* Begin *

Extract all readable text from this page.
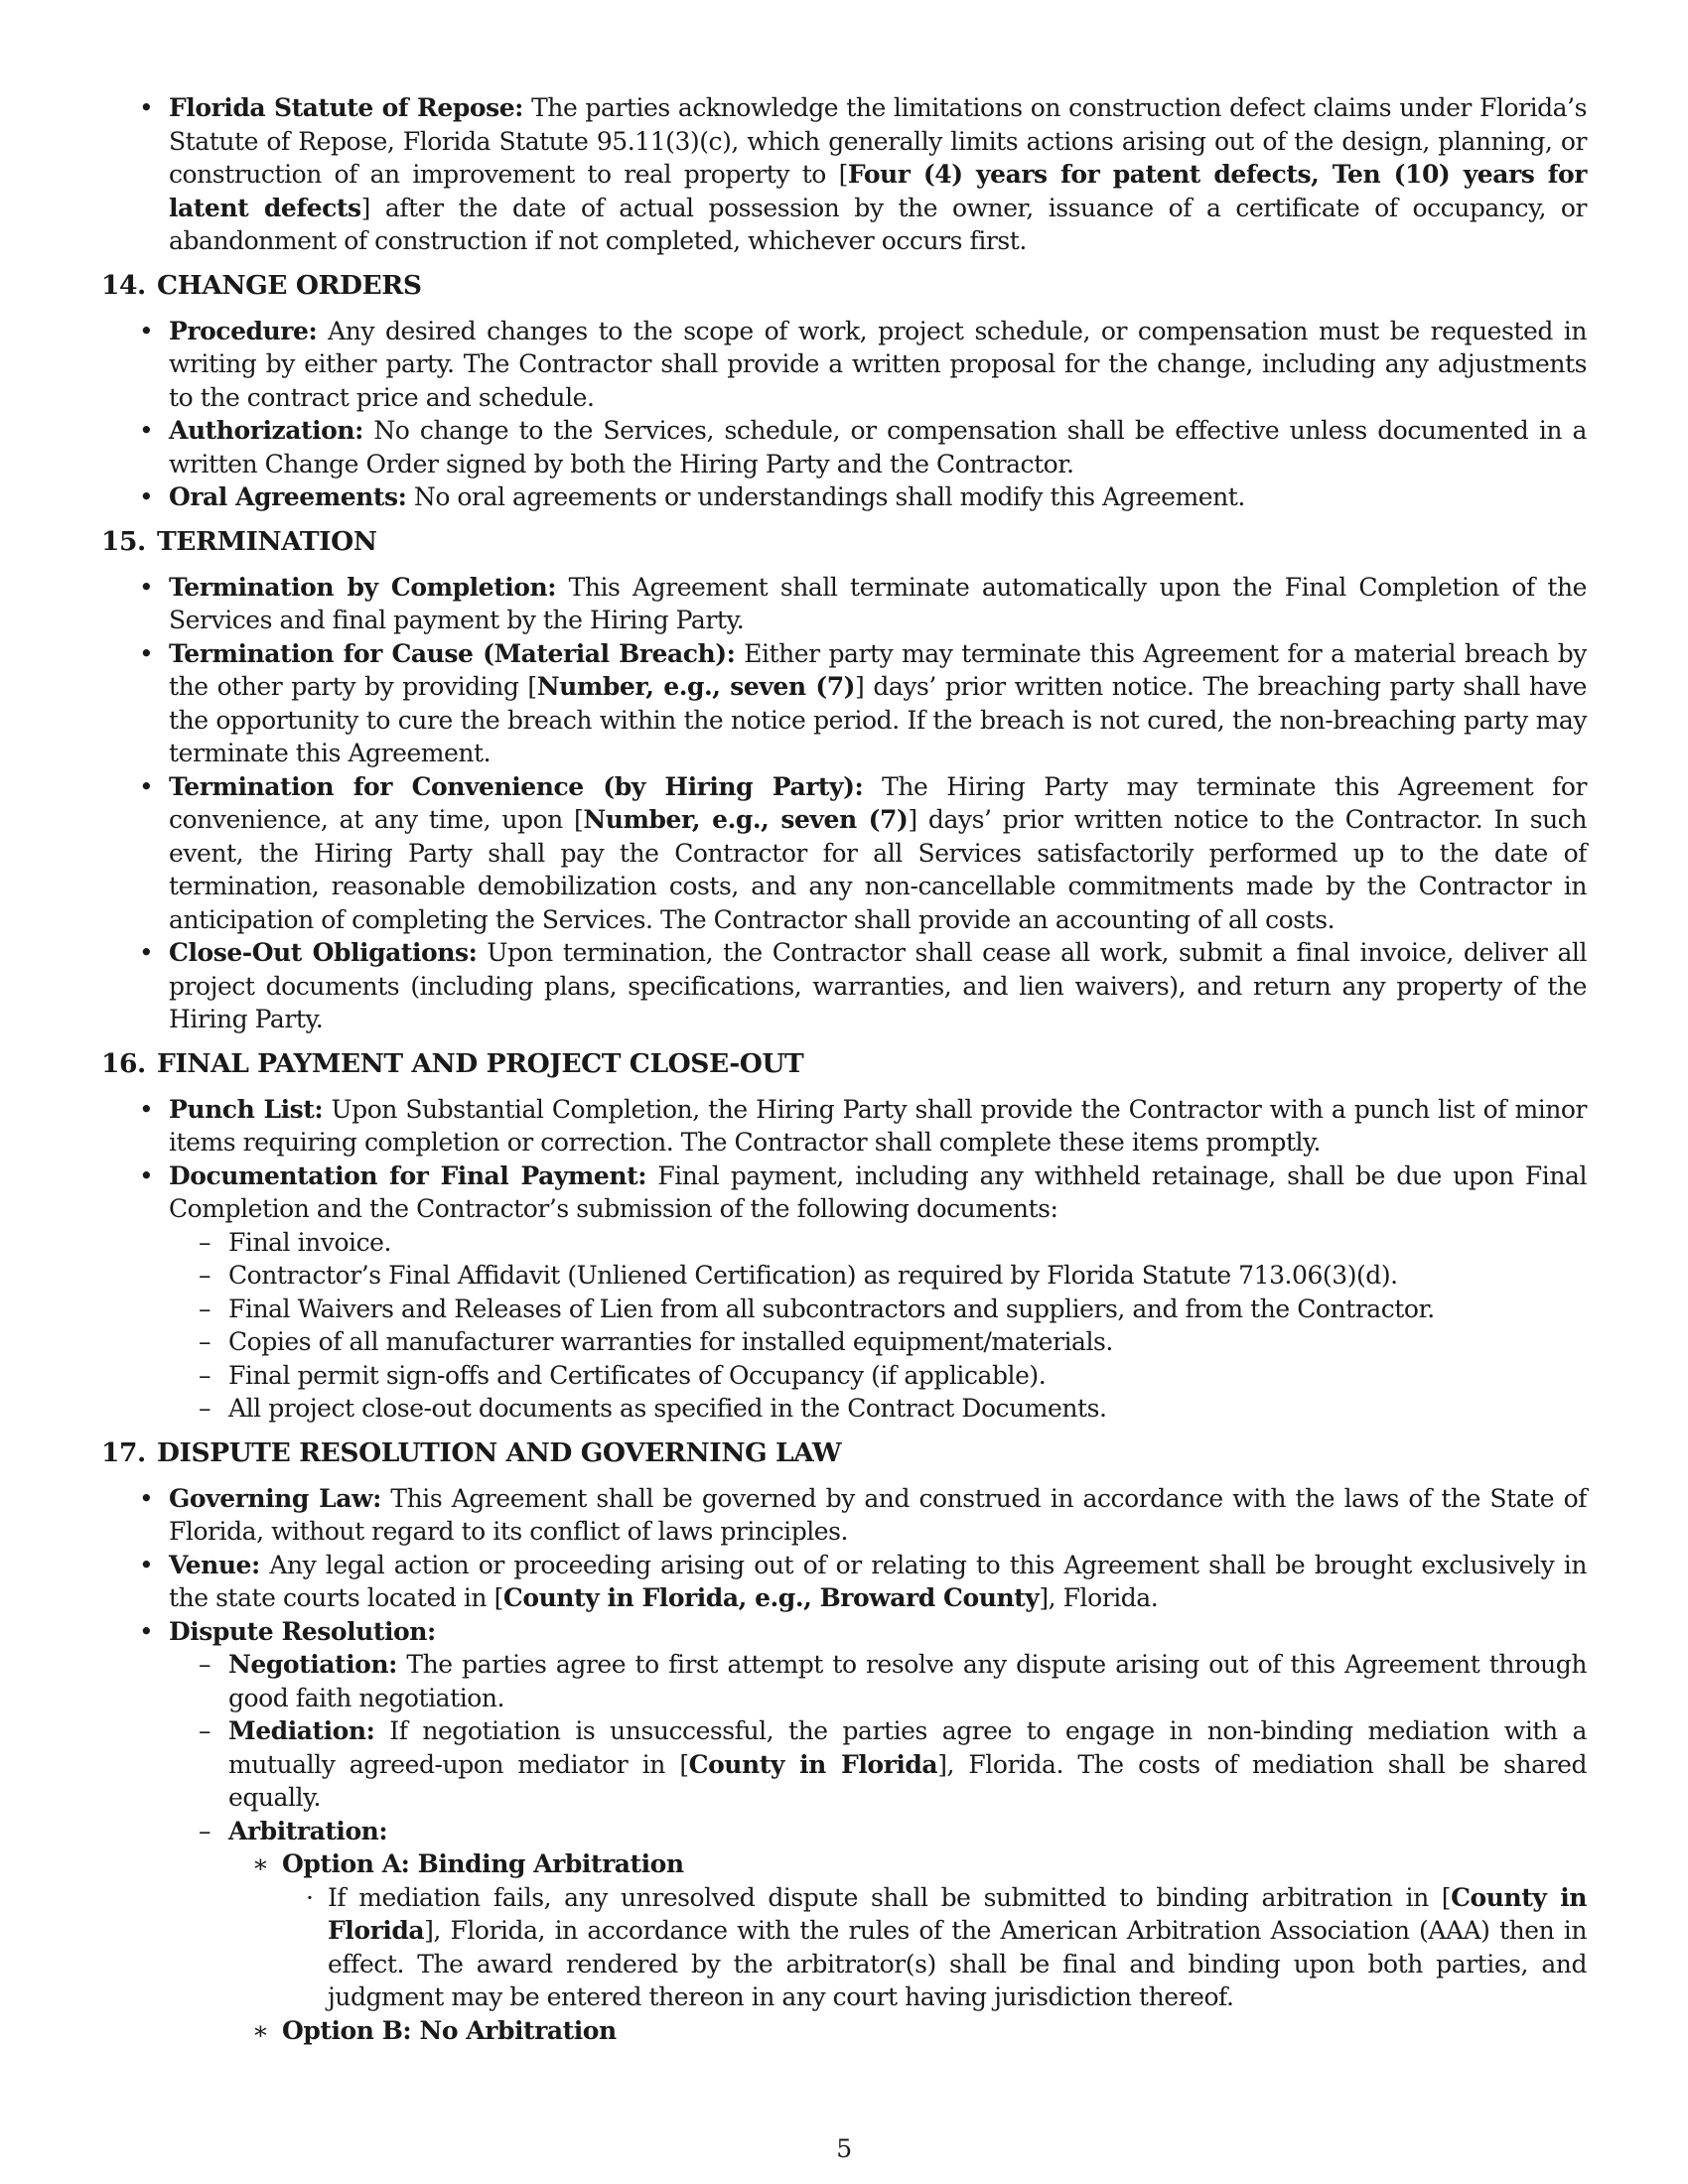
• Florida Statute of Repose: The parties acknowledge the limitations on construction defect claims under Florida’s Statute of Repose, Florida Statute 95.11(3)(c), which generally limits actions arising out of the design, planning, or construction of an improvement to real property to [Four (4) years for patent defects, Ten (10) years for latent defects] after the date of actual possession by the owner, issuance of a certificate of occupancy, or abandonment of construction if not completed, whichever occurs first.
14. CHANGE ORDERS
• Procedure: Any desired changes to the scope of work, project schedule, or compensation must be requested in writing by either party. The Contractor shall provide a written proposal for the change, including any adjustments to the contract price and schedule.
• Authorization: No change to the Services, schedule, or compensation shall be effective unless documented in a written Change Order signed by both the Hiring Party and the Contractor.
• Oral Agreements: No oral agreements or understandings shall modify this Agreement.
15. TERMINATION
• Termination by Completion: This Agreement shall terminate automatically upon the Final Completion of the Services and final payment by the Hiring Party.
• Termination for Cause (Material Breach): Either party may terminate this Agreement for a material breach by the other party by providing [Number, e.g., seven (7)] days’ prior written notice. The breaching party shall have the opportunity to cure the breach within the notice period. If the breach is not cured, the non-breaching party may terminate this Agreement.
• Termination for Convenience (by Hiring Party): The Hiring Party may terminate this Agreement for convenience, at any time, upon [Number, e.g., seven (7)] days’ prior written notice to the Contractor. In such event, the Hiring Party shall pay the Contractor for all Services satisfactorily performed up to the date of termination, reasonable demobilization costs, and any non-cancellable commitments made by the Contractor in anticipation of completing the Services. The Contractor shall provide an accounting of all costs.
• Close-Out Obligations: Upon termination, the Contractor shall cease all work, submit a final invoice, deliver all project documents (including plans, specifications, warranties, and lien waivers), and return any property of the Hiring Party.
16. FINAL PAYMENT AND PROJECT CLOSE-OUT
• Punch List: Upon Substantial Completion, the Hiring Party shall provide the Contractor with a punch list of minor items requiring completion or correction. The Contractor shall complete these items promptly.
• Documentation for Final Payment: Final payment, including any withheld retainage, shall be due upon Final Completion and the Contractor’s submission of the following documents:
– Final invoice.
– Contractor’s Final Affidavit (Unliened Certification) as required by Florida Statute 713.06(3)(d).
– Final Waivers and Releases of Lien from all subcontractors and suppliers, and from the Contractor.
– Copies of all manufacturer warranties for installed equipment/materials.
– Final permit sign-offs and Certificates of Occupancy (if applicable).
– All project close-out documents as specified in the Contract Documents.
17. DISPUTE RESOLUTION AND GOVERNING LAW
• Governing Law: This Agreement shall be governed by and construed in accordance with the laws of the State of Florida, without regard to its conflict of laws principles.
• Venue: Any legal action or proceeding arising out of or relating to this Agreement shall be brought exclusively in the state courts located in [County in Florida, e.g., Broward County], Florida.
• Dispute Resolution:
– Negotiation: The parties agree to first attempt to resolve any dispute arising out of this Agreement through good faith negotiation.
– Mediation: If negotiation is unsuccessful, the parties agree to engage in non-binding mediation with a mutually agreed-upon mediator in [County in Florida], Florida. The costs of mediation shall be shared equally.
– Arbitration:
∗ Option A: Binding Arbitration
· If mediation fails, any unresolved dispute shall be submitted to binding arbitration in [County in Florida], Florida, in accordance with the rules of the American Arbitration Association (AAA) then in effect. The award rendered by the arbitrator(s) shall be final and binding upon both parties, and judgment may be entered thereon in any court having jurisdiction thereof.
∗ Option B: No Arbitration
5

* End *
* Begin *

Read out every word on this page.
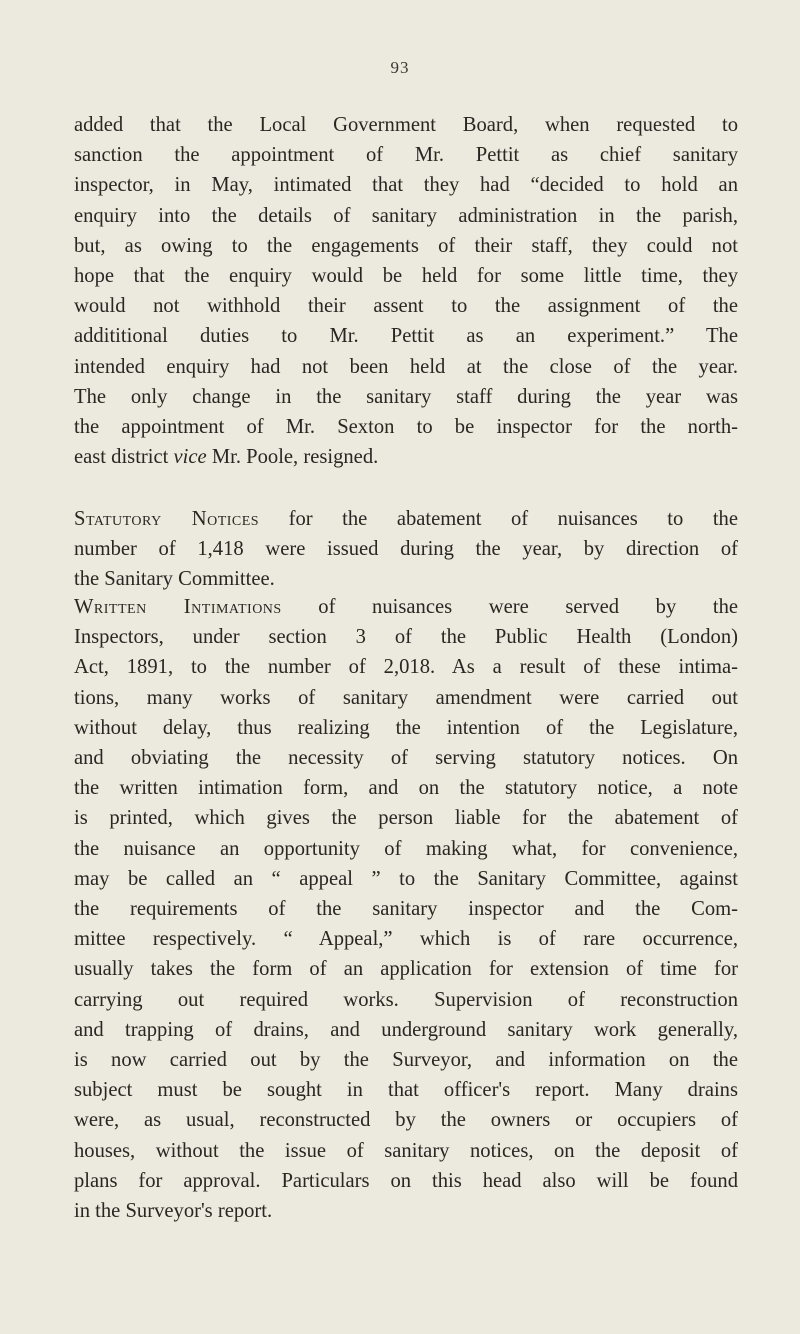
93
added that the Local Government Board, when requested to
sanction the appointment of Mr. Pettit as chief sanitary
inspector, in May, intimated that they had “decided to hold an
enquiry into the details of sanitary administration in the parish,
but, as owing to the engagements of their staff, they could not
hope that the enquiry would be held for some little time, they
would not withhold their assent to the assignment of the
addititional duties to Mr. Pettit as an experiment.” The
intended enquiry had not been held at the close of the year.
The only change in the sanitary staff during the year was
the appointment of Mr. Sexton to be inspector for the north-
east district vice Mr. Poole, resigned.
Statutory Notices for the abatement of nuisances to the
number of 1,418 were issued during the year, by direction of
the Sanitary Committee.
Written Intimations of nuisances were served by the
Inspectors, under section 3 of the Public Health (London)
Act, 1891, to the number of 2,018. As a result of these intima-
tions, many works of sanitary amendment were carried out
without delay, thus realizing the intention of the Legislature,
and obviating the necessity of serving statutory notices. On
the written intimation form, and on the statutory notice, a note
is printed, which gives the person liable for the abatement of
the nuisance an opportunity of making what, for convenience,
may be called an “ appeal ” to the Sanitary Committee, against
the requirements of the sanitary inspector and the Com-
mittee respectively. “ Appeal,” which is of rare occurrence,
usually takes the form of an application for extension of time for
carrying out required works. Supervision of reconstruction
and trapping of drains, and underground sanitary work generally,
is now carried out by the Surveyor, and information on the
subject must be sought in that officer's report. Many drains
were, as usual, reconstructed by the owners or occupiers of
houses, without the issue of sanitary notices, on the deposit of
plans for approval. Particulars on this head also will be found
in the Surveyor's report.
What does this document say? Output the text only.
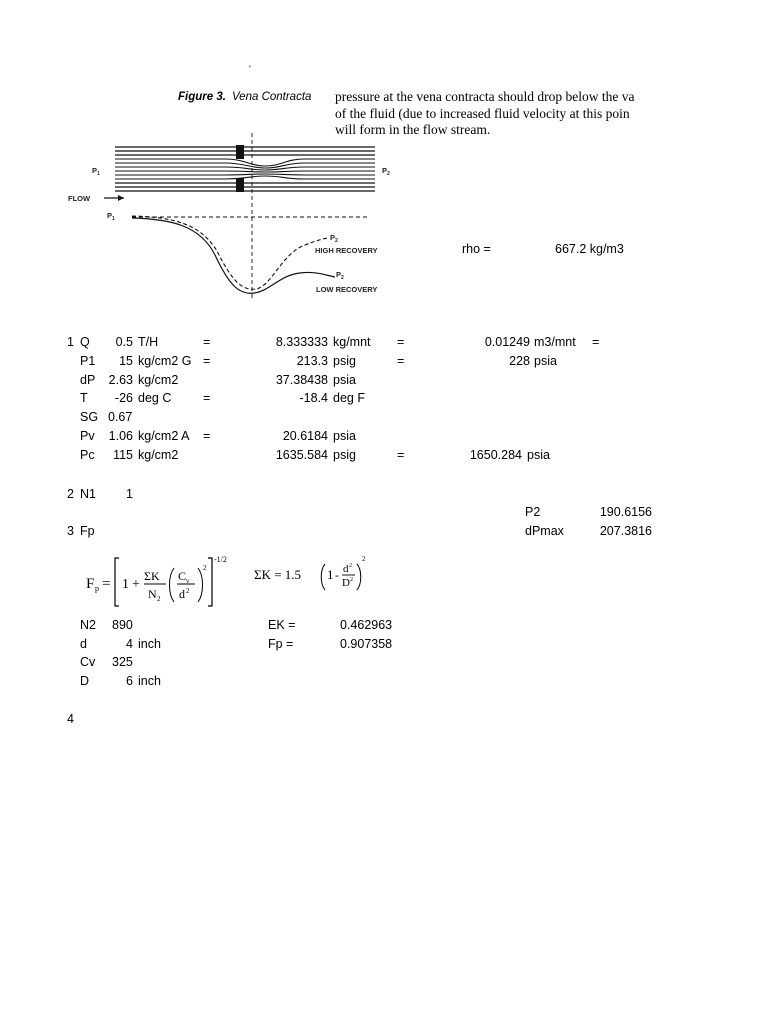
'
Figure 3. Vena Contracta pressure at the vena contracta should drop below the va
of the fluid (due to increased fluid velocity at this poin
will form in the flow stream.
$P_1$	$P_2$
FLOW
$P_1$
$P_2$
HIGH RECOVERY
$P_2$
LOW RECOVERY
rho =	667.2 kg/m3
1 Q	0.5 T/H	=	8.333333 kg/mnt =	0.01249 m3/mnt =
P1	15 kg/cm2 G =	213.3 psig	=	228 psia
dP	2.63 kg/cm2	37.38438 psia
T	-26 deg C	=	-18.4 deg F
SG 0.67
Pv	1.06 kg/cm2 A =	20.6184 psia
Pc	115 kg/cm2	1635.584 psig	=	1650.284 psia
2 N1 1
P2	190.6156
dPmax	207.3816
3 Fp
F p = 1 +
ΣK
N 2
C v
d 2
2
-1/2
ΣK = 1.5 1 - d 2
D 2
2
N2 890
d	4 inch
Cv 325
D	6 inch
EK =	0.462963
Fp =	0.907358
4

* End *

The task
Give the count of lines in the records that contain "staff", and no other text.

Exercise response
2